Source data:
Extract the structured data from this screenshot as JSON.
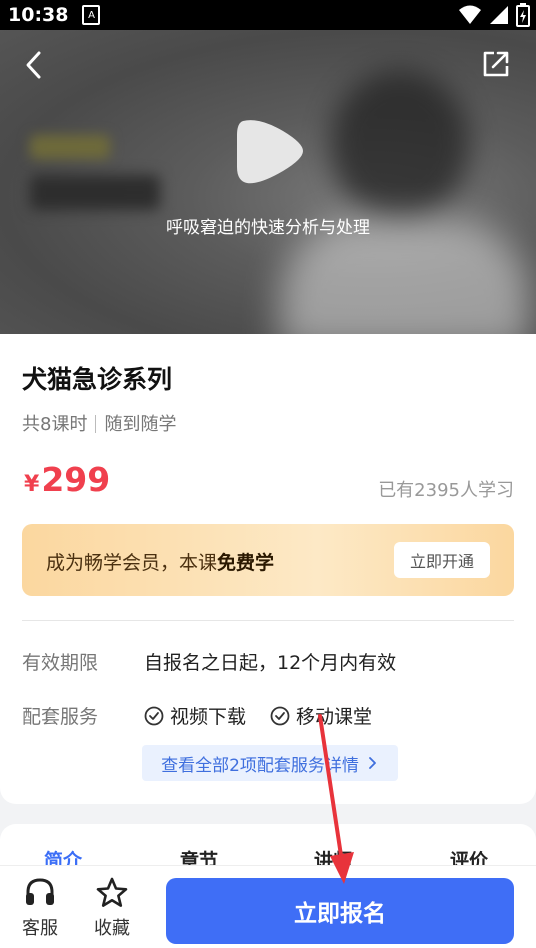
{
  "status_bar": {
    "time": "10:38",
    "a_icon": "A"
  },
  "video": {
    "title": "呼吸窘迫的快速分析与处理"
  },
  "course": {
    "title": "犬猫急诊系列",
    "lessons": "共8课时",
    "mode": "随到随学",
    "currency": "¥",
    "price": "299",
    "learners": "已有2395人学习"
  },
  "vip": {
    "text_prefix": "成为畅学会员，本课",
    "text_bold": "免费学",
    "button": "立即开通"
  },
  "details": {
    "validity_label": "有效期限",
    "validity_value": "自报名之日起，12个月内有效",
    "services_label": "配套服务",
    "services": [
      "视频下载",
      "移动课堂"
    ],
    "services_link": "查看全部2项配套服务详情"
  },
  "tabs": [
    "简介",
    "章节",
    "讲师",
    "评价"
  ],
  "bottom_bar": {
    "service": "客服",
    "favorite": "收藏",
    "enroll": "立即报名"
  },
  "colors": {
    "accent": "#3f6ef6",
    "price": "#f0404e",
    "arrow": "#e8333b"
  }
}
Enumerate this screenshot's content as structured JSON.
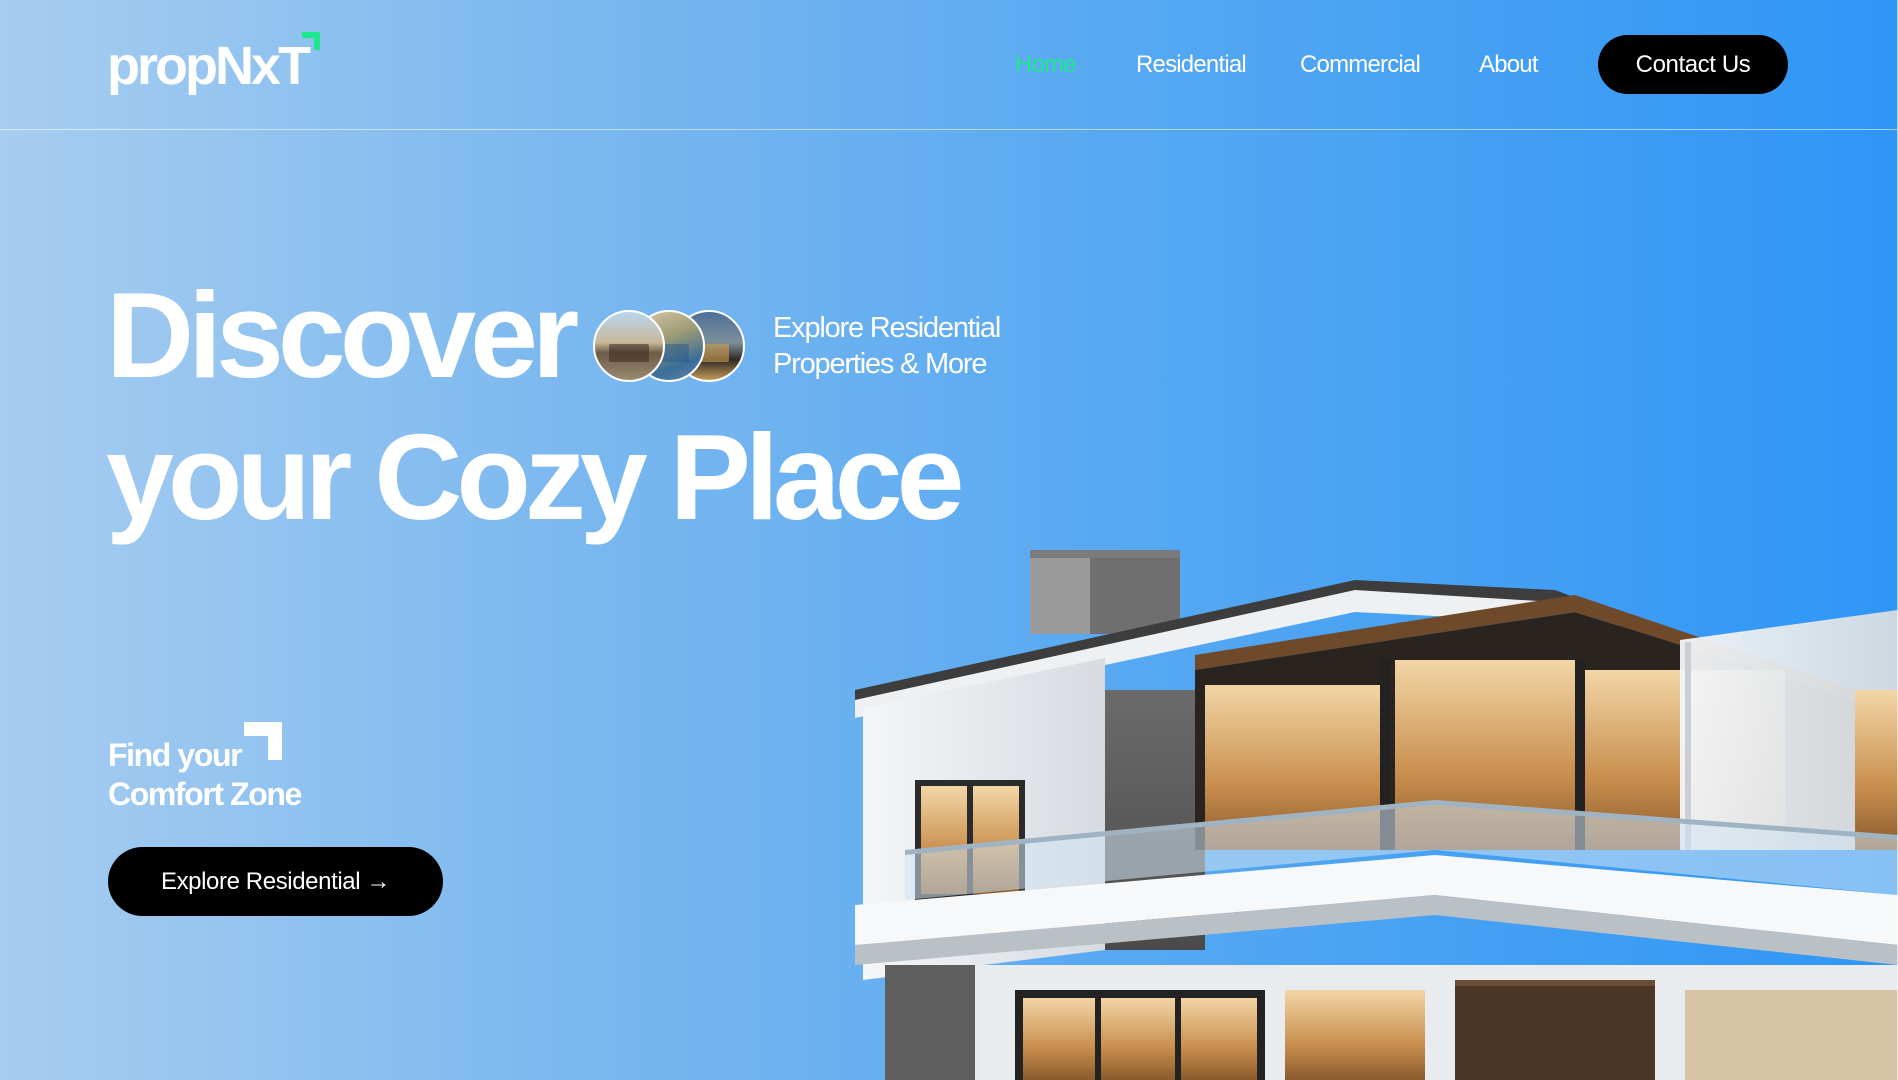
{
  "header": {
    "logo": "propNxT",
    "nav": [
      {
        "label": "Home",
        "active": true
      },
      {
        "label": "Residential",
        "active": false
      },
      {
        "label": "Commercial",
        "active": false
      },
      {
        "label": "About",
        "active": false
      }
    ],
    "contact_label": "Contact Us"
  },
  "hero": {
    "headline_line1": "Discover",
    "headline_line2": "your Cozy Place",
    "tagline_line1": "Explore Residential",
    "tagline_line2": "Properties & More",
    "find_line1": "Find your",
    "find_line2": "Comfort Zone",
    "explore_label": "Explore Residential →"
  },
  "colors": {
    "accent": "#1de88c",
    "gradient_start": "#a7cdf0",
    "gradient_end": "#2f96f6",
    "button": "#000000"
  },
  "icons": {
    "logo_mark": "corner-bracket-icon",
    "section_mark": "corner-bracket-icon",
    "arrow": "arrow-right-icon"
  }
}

Brief: Write out the records above exactly as they stand, leaving out every picture.

Solved exercise:
Extract the structured data from this screenshot as JSON.
{
  "status_bar": {
    "time": "10:38",
    "a_icon": "A"
  },
  "video": {
    "title": "呼吸窘迫的快速分析与处理"
  },
  "course": {
    "title": "犬猫急诊系列",
    "lessons": "共8课时",
    "mode": "随到随学",
    "currency": "¥",
    "price": "299",
    "learners": "已有2395人学习"
  },
  "vip": {
    "text_prefix": "成为畅学会员，本课",
    "text_bold": "免费学",
    "button": "立即开通"
  },
  "details": {
    "validity_label": "有效期限",
    "validity_value": "自报名之日起，12个月内有效",
    "services_label": "配套服务",
    "services": [
      "视频下载",
      "移动课堂"
    ],
    "services_link": "查看全部2项配套服务详情"
  },
  "tabs": [
    "简介",
    "章节",
    "讲师",
    "评价"
  ],
  "bottom_bar": {
    "service": "客服",
    "favorite": "收藏",
    "enroll": "立即报名"
  },
  "colors": {
    "accent": "#3f6ef6",
    "price": "#f0404e",
    "arrow": "#e8333b"
  }
}
Enumerate this screenshot's content as structured JSON.
{
  "header": {
    "logo": "propNxT",
    "nav": [
      {
        "label": "Home",
        "active": true
      },
      {
        "label": "Residential",
        "active": false
      },
      {
        "label": "Commercial",
        "active": false
      },
      {
        "label": "About",
        "active": false
      }
    ],
    "contact_label": "Contact Us"
  },
  "hero": {
    "headline_line1": "Discover",
    "headline_line2": "your Cozy Place",
    "tagline_line1": "Explore Residential",
    "tagline_line2": "Properties & More",
    "find_line1": "Find your",
    "find_line2": "Comfort Zone",
    "explore_label": "Explore Residential →"
  },
  "colors": {
    "accent": "#1de88c",
    "gradient_start": "#a7cdf0",
    "gradient_end": "#2f96f6",
    "button": "#000000"
  },
  "icons": {
    "logo_mark": "corner-bracket-icon",
    "section_mark": "corner-bracket-icon",
    "arrow": "arrow-right-icon"
  }
}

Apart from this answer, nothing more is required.